TASK DESCRIPTION >> Please return the full listing below without altering anything.

*** DATASET ENTRIES ***

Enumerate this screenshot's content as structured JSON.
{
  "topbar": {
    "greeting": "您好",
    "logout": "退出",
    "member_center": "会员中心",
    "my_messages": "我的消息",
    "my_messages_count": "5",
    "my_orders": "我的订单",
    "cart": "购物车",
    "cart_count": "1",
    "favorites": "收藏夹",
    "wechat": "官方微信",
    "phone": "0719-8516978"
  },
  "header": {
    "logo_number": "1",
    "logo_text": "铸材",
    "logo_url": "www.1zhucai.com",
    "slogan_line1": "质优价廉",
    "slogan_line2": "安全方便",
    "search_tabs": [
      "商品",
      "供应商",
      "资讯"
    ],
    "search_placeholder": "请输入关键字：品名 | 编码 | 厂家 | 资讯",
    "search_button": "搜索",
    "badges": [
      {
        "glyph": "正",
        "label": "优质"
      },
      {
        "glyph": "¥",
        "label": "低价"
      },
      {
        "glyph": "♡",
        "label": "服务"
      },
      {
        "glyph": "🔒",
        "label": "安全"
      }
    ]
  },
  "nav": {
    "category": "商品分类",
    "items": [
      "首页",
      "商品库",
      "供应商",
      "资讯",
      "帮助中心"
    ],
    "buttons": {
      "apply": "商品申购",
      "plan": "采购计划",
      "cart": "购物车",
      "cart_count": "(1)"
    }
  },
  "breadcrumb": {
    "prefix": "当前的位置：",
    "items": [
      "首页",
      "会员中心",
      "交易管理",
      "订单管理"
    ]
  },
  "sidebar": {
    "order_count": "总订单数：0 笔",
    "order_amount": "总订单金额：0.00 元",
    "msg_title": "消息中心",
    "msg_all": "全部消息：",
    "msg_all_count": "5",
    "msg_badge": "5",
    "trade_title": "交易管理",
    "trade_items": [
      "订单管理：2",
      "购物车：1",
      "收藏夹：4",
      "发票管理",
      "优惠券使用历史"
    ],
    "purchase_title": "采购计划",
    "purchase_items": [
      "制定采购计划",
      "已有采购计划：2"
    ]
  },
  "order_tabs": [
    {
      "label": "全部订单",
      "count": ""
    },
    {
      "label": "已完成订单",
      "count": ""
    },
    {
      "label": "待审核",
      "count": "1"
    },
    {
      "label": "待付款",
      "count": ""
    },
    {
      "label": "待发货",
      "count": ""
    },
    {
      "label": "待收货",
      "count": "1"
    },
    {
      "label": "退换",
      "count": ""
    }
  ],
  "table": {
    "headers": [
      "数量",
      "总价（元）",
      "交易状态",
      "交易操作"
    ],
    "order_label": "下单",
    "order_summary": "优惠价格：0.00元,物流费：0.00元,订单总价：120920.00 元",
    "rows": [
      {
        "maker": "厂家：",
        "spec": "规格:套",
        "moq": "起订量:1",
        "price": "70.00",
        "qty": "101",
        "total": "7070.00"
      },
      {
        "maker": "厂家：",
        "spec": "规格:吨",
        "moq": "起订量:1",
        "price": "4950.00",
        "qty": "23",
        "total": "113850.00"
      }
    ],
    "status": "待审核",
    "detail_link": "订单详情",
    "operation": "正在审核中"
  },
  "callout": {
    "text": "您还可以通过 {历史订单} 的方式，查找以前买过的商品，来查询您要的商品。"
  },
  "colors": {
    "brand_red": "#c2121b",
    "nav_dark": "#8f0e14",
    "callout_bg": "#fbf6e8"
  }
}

***

THE COMPLETED TASK >>
Enumerate this screenshot's content as structured JSON.
{
  "topbar": {
    "greeting": "您好",
    "logout": "退出",
    "member_center": "会员中心",
    "my_messages": "我的消息",
    "my_messages_count": "5",
    "my_orders": "我的订单",
    "cart": "购物车",
    "cart_count": "1",
    "favorites": "收藏夹",
    "wechat": "官方微信",
    "phone": "0719-8516978"
  },
  "header": {
    "logo_number": "1",
    "logo_text": "铸材",
    "logo_url": "www.1zhucai.com",
    "slogan_line1": "质优价廉",
    "slogan_line2": "安全方便",
    "search_tabs": [
      "商品",
      "供应商",
      "资讯"
    ],
    "search_placeholder": "请输入关键字：品名 | 编码 | 厂家 | 资讯",
    "search_button": "搜索",
    "badges": [
      {
        "glyph": "正",
        "label": "优质"
      },
      {
        "glyph": "¥",
        "label": "低价"
      },
      {
        "glyph": "♡",
        "label": "服务"
      },
      {
        "glyph": "🔒",
        "label": "安全"
      }
    ]
  },
  "nav": {
    "category": "商品分类",
    "items": [
      "首页",
      "商品库",
      "供应商",
      "资讯",
      "帮助中心"
    ],
    "buttons": {
      "apply": "商品申购",
      "plan": "采购计划",
      "cart": "购物车",
      "cart_count": "(1)"
    }
  },
  "breadcrumb": {
    "prefix": "当前的位置：",
    "items": [
      "首页",
      "会员中心",
      "交易管理",
      "订单管理"
    ]
  },
  "sidebar": {
    "order_count": "总订单数：0 笔",
    "order_amount": "总订单金额：0.00 元",
    "msg_title": "消息中心",
    "msg_all": "全部消息：",
    "msg_all_count": "5",
    "msg_badge": "5",
    "trade_title": "交易管理",
    "trade_items": [
      "订单管理：2",
      "购物车：1",
      "收藏夹：4",
      "发票管理",
      "优惠券使用历史"
    ],
    "purchase_title": "采购计划",
    "purchase_items": [
      "制定采购计划",
      "已有采购计划：2"
    ]
  },
  "order_tabs": [
    {
      "label": "全部订单",
      "count": ""
    },
    {
      "label": "已完成订单",
      "count": ""
    },
    {
      "label": "待审核",
      "count": "1"
    },
    {
      "label": "待付款",
      "count": ""
    },
    {
      "label": "待发货",
      "count": ""
    },
    {
      "label": "待收货",
      "count": "1"
    },
    {
      "label": "退换",
      "count": ""
    }
  ],
  "table": {
    "headers": [
      "数量",
      "总价（元）",
      "交易状态",
      "交易操作"
    ],
    "order_label": "下单",
    "order_summary": "优惠价格：0.00元,物流费：0.00元,订单总价：120920.00 元",
    "rows": [
      {
        "maker": "厂家：",
        "spec": "规格:套",
        "moq": "起订量:1",
        "price": "70.00",
        "qty": "101",
        "total": "7070.00"
      },
      {
        "maker": "厂家：",
        "spec": "规格:吨",
        "moq": "起订量:1",
        "price": "4950.00",
        "qty": "23",
        "total": "113850.00"
      }
    ],
    "status": "待审核",
    "detail_link": "订单详情",
    "operation": "正在审核中"
  },
  "callout": {
    "text": "您还可以通过 {历史订单} 的方式，查找以前买过的商品，来查询您要的商品。"
  },
  "colors": {
    "brand_red": "#c2121b",
    "nav_dark": "#8f0e14",
    "callout_bg": "#fbf6e8"
  }
}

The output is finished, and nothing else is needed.